**DIRECTIONS FOR THIS TASK**
Your task is to filter the data below down to the lines holding "Extend".

**RECORDS SUPPLIED**
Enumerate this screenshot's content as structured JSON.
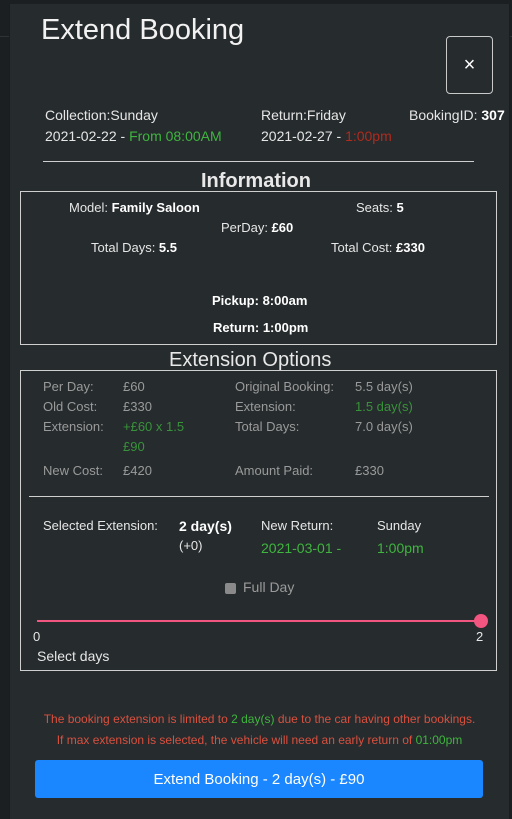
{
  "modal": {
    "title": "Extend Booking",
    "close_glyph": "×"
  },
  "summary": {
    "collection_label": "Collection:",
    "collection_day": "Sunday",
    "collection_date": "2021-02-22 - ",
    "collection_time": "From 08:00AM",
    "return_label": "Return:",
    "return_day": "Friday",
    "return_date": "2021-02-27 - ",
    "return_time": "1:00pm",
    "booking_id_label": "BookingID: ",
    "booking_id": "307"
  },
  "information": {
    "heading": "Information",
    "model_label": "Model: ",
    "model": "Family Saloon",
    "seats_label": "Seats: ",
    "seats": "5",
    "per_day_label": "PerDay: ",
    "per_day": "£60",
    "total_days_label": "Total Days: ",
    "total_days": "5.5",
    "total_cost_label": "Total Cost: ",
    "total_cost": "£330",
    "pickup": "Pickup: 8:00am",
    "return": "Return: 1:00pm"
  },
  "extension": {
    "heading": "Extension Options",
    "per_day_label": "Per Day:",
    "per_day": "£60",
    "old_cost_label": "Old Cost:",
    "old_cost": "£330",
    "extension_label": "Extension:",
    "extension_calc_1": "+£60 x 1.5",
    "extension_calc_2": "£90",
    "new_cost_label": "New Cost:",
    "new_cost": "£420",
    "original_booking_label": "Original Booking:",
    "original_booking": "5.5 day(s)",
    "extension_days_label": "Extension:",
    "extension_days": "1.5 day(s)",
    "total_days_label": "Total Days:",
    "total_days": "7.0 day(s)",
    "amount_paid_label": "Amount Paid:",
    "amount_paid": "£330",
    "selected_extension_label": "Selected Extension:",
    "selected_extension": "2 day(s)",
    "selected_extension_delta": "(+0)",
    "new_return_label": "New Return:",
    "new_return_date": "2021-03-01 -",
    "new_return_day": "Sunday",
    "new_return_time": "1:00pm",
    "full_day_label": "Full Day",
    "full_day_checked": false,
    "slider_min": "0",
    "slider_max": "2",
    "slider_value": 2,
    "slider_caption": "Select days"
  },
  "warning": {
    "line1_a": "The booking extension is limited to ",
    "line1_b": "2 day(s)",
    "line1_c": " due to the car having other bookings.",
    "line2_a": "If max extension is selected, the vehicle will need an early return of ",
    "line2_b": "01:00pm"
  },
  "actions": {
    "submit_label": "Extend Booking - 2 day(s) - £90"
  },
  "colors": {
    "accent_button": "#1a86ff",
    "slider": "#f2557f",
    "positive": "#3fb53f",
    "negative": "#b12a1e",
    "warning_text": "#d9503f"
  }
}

---

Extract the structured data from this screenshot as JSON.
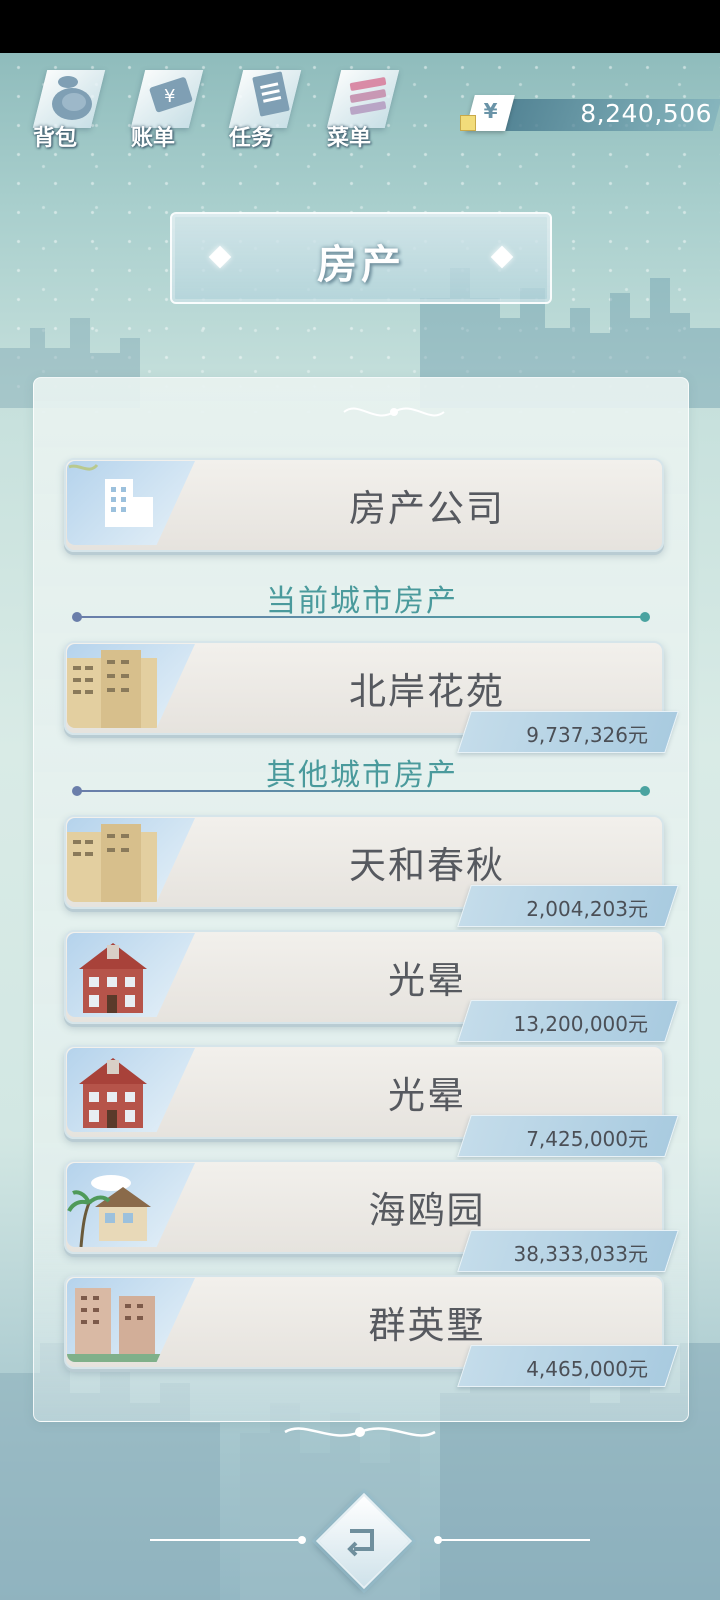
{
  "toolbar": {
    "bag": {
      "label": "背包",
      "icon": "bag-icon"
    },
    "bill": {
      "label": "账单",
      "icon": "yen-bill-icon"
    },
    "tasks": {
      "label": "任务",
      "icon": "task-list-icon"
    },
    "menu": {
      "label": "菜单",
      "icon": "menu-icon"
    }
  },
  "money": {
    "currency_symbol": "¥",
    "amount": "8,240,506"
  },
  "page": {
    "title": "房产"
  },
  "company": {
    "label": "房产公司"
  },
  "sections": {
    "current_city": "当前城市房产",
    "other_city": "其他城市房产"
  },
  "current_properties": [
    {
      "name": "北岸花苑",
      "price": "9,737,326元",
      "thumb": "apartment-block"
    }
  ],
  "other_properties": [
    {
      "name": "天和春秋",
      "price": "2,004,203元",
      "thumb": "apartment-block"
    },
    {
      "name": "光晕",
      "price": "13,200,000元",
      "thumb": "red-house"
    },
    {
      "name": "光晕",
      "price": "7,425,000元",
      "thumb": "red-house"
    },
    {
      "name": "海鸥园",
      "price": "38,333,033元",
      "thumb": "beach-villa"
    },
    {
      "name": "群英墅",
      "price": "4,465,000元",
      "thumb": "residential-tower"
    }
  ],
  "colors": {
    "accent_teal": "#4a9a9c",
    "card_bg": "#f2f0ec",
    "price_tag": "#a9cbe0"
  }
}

**REPLY TO THE TASK**
    "title": "Extend Booking",
    "submit_label": "Extend Booking - 2 day(s) - £90"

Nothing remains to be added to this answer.